PASSAGE —

....

Why is there so much shouting and unrealistic action in anime? Does the hair always have to be an unconventional color? And who designs these elaborate costumes for the characters to wear?
To me, anime is one big personification of dramaturgy, the idea that all the world’s a stage, pretty much. And stages don’t get any bigger than the media (books, television, movies, and the internet). So, for something completely different, I’m going to explore this notion of anime and dramaturgy, and try to get to the bottom of it.
Theory 1: Anime and manga hearken back to traditional Japanese theatre.
Japan has a long, rich history of theatre and performance. From kabuki, to noh (classical musical dramas), to bunraku (puppet theatre), the Japanese know what’s up when putting on a performance. The art of performing is in every culture, but the Japanese culture in particular seems to have mastered this art. So naturally, anime and manga can be considered as a great performance. Take a look at this kabuki actor:
Notice anything in particular about how the actor is dressed? Now take a look at this character from a popular anime, called Bleach:
See any similarities? In both cases, they hearken back to traditional Japanese dress, but overly-exaggerated versions of it. The hair in both examples is very prominent, and the tattoos evoke a strong sense of power, dominance, and strength.

....

PROVIDED MATERIAL —
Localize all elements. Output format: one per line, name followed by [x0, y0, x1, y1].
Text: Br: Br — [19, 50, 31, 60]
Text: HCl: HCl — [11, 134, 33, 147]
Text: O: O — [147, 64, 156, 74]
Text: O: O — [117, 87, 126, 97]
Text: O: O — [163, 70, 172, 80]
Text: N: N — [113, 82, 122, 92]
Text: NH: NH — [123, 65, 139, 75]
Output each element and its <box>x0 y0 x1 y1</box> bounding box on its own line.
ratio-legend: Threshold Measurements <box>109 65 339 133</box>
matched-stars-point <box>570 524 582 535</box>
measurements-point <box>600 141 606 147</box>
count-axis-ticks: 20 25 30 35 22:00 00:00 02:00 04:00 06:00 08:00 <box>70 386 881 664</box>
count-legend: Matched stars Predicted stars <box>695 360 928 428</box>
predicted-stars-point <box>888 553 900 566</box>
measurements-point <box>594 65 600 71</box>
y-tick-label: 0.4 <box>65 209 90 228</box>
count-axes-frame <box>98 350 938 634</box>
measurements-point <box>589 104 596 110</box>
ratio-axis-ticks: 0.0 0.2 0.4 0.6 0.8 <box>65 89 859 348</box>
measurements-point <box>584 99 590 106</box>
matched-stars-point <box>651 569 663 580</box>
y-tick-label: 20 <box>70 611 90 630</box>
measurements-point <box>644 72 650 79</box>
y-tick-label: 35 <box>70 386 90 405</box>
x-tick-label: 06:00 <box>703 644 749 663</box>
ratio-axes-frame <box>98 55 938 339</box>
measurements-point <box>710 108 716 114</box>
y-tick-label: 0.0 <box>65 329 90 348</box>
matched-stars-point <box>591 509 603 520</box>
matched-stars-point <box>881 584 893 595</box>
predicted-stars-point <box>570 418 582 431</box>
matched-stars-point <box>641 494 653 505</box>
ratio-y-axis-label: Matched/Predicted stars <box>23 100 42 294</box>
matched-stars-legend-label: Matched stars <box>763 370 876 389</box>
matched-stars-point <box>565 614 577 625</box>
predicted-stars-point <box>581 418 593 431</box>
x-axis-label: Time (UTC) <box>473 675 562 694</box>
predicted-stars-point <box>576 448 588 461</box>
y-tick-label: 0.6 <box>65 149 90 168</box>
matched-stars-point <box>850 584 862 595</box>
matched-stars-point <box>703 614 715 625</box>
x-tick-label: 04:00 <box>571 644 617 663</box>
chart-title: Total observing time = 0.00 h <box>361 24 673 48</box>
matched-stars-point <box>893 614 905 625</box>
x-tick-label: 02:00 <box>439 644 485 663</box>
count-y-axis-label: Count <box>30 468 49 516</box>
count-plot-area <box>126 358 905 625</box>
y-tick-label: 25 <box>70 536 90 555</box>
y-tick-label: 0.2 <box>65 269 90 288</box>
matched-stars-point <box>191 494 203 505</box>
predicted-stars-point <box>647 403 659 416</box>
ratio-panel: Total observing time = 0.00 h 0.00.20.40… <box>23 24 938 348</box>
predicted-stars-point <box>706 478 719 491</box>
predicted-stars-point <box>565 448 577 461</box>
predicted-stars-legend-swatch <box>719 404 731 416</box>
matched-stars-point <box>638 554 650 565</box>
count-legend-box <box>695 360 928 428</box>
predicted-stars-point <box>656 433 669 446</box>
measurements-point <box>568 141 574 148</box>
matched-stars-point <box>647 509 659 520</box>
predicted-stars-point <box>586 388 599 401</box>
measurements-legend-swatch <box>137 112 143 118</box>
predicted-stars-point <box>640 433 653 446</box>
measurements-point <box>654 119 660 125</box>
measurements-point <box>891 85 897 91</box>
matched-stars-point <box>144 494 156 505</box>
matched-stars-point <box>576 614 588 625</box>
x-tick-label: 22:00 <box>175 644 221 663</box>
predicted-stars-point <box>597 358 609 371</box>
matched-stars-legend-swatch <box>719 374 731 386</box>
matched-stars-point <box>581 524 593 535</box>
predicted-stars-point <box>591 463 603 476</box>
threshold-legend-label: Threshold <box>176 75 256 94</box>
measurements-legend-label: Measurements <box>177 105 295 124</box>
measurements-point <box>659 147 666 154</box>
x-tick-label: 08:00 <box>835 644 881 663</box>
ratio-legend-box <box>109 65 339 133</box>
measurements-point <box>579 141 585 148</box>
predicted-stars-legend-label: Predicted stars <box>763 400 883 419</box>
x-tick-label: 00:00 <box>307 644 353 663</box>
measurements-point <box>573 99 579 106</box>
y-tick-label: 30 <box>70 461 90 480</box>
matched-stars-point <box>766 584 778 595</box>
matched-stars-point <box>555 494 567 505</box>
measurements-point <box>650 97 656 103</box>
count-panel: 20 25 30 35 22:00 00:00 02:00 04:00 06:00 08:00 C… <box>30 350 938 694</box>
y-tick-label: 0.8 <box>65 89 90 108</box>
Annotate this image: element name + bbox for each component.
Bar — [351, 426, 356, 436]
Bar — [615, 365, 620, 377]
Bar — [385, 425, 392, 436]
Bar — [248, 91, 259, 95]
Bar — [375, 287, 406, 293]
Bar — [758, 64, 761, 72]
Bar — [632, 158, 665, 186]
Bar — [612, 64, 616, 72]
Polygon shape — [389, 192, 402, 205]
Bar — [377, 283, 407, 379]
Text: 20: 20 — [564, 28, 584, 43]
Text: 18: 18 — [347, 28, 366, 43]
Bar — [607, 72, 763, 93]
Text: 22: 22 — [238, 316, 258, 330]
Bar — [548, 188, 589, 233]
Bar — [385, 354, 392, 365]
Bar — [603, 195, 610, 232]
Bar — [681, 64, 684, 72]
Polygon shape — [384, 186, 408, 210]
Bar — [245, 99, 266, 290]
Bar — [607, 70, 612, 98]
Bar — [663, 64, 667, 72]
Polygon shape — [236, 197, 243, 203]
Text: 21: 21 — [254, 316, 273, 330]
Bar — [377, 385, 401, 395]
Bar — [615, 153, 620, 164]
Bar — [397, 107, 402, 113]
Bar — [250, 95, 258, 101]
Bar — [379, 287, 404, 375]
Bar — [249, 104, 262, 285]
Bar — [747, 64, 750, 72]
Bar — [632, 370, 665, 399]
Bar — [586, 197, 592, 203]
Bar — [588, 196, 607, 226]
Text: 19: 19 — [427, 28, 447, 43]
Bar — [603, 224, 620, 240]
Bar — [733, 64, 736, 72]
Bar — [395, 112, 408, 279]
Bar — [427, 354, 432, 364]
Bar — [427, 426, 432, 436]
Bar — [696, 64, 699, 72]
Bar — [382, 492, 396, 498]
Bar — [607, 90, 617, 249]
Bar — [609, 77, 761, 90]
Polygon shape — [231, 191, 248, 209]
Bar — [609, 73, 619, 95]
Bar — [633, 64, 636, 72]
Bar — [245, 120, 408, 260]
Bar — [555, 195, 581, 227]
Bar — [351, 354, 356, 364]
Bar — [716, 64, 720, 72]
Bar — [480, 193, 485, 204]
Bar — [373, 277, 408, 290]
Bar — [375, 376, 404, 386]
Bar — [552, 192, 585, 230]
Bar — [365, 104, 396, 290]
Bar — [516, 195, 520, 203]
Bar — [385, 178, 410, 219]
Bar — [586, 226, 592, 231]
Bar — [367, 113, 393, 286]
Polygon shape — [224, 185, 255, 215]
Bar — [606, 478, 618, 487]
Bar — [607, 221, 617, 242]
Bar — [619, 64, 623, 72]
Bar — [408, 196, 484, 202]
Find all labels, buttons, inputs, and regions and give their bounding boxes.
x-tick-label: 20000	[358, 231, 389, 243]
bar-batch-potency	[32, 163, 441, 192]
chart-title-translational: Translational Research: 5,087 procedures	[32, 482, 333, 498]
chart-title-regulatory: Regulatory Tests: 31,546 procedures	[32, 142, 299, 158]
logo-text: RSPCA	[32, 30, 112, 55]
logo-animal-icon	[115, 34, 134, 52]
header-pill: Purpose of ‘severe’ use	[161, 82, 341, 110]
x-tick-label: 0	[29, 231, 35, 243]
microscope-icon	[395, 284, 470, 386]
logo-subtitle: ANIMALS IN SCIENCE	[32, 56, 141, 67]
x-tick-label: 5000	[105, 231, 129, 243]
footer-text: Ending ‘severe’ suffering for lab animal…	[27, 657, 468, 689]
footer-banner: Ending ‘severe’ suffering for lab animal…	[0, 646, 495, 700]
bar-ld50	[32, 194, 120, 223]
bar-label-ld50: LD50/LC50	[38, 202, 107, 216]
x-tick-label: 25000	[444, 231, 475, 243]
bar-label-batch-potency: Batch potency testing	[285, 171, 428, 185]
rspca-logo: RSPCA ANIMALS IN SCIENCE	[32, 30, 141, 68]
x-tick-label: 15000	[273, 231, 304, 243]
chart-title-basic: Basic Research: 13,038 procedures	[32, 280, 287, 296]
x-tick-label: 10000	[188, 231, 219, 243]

....

TASKS AND EXERCISES —
[a] Starting from the first line of the records and ending after the line containing "y-tick-label: 35 <box>70 386 90 405</box>", rewrite those lines with "measurements-point" swapped for "measurement-point" and nothing else changed.
[b] Extend the text on anime and traditional Japanese theatre, picking up after its last sentence.
The records have no connection to the text about anime.

THE ANSWERS —
[a]
Localize all elements. Output format: one per line, name followed by [x0, y0, x1, y1].
Text: Br: Br — [19, 50, 31, 60]
Text: HCl: HCl — [11, 134, 33, 147]
Text: O: O — [147, 64, 156, 74]
Text: O: O — [117, 87, 126, 97]
Text: O: O — [163, 70, 172, 80]
Text: N: N — [113, 82, 122, 92]
Text: NH: NH — [123, 65, 139, 75]
Output each element and its <box>x0 y0 x1 y1</box> bounding box on its own line.
ratio-legend: Threshold Measurements <box>109 65 339 133</box>
matched-stars-point <box>570 524 582 535</box>
measurement-point <box>600 141 606 147</box>
count-axis-ticks: 20 25 30 35 22:00 00:00 02:00 04:00 06:00 08:00 <box>70 386 881 664</box>
count-legend: Matched stars Predicted stars <box>695 360 928 428</box>
predicted-stars-point <box>888 553 900 566</box>
measurement-point <box>594 65 600 71</box>
y-tick-label: 0.4 <box>65 209 90 228</box>
count-axes-frame <box>98 350 938 634</box>
measurement-point <box>589 104 596 110</box>
ratio-axis-ticks: 0.0 0.2 0.4 0.6 0.8 <box>65 89 859 348</box>
measurement-point <box>584 99 590 106</box>
matched-stars-point <box>651 569 663 580</box>
y-tick-label: 20 <box>70 611 90 630</box>
measurement-point <box>644 72 650 79</box>
y-tick-label: 35 <box>70 386 90 405</box>

[b]
These characteristics are all symbols and artifacts that lead us to believe that these characters are portraying warriors. Just as dog tags and combat boots symbolize a soldier, the characteristics mentioned above symbolize warriors. In other words, both the kabuki actor and the anime character play the role of the warrior.
The majority of female characters in anime and manga are quite beautiful, with smooth skin, accentuated eyes, and great adornments in their hair and on their clothing. Gee, I think to myself with great wonder, what do these qualities remind me of in Japanese culture?
Not many people realize that geisha were a popular form of performance and entertainment in Feudal Japan, and their tradition still lives on to this day. Geisha are beautiful performers, who know a wide variety of talents and skills, and are dolled up to the maximum depending on their rank as a geisha, the occasion, or the season.
Many female characters in anime are very pretty, have a particular set of skills (much like Liam Neeson), and are dolled up—much like the male characters—with the odd fashion and hair that we see.
So really, when you think about it, anime characters are like the classical, traditional Japanese performers, but much more contemporary, with a major touch of fantasy. They are personifications of actors, as they enact out actions on a big stage, because they’re acting to entertain? Yeah, your mind’s blown.
Theory 2: Anime helps its creators break away from social conventions.
I’m gonna say it: anime characters yell a lot. For no reason…or for many reasons.
Either way, they like to yell.
They also like to get into some shenanigans, whether or not these said shenanigans are good or bad. So anime characters, more often than not, find themselves in a lot of shit. And, a lot of times, anime characters are very opinionated, loud, and steadfast in their ways. They’re almost American, in a way.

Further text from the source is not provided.